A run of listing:
══════════════════════════════

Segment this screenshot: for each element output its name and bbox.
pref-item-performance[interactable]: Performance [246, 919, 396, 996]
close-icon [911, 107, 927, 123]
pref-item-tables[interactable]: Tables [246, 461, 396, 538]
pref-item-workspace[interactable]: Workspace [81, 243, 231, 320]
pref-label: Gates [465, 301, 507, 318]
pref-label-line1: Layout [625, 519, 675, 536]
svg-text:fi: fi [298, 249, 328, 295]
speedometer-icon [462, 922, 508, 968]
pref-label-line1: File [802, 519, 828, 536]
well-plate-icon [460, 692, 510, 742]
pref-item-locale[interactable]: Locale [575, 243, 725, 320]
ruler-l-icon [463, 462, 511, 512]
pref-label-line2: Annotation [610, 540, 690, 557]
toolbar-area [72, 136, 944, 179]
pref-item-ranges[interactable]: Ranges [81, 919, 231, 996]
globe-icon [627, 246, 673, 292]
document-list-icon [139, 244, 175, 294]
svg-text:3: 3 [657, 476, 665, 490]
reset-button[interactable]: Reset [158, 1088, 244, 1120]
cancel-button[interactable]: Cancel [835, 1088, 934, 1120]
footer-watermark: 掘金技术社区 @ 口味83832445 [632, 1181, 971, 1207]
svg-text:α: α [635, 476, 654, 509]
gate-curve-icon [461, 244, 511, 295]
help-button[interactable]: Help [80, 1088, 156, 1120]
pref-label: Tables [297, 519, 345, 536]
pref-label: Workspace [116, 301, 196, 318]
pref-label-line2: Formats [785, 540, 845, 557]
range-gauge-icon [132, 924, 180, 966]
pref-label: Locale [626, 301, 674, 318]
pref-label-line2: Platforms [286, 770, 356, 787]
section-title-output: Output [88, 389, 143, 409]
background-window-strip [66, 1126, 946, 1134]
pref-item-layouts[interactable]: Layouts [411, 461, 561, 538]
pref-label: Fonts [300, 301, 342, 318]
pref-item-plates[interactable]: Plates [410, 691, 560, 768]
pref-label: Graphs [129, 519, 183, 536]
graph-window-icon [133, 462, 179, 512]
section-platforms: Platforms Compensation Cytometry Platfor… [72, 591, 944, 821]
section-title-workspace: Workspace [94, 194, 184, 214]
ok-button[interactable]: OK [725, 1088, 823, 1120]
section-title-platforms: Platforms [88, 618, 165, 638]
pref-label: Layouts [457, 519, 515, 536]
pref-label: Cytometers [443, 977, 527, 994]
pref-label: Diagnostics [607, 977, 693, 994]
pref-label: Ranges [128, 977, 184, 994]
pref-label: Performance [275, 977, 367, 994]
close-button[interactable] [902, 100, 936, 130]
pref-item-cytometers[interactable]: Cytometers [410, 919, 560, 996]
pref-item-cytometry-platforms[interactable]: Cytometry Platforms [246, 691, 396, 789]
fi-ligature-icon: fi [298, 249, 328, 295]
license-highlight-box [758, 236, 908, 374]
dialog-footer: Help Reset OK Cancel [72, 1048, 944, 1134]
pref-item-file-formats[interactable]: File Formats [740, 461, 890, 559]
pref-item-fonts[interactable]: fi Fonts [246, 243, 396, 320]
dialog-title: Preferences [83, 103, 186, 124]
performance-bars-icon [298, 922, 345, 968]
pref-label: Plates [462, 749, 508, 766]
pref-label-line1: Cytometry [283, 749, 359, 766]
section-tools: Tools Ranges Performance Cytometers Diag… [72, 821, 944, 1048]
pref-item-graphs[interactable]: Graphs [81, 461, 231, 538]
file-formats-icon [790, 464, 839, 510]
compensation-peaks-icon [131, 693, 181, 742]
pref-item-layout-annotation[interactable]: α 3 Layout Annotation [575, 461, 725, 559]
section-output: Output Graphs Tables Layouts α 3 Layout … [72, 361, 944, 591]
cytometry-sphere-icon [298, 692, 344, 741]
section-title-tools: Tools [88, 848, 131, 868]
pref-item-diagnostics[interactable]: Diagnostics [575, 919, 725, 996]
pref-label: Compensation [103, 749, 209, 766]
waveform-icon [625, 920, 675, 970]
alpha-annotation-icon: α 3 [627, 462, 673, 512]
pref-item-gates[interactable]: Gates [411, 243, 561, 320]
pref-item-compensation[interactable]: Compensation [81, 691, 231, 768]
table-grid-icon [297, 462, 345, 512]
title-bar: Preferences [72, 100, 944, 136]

══════════════════════════════

• Objective: Quote the listing from its first line through the line that contains "svg-text:3: 3 [657, 476, 665, 490]", including both of those lines, and copy every line in between word for word.

• Finished exercise:
Segment this screenshot: for each element output its name and bbox.
pref-item-performance[interactable]: Performance [246, 919, 396, 996]
close-icon [911, 107, 927, 123]
pref-item-tables[interactable]: Tables [246, 461, 396, 538]
pref-item-workspace[interactable]: Workspace [81, 243, 231, 320]
pref-label: Gates [465, 301, 507, 318]
pref-label-line1: Layout [625, 519, 675, 536]
svg-text:fi: fi [298, 249, 328, 295]
speedometer-icon [462, 922, 508, 968]
pref-label-line1: File [802, 519, 828, 536]
well-plate-icon [460, 692, 510, 742]
pref-item-locale[interactable]: Locale [575, 243, 725, 320]
ruler-l-icon [463, 462, 511, 512]
pref-label-line2: Annotation [610, 540, 690, 557]
toolbar-area [72, 136, 944, 179]
pref-item-ranges[interactable]: Ranges [81, 919, 231, 996]
globe-icon [627, 246, 673, 292]
document-list-icon [139, 244, 175, 294]
svg-text:3: 3 [657, 476, 665, 490]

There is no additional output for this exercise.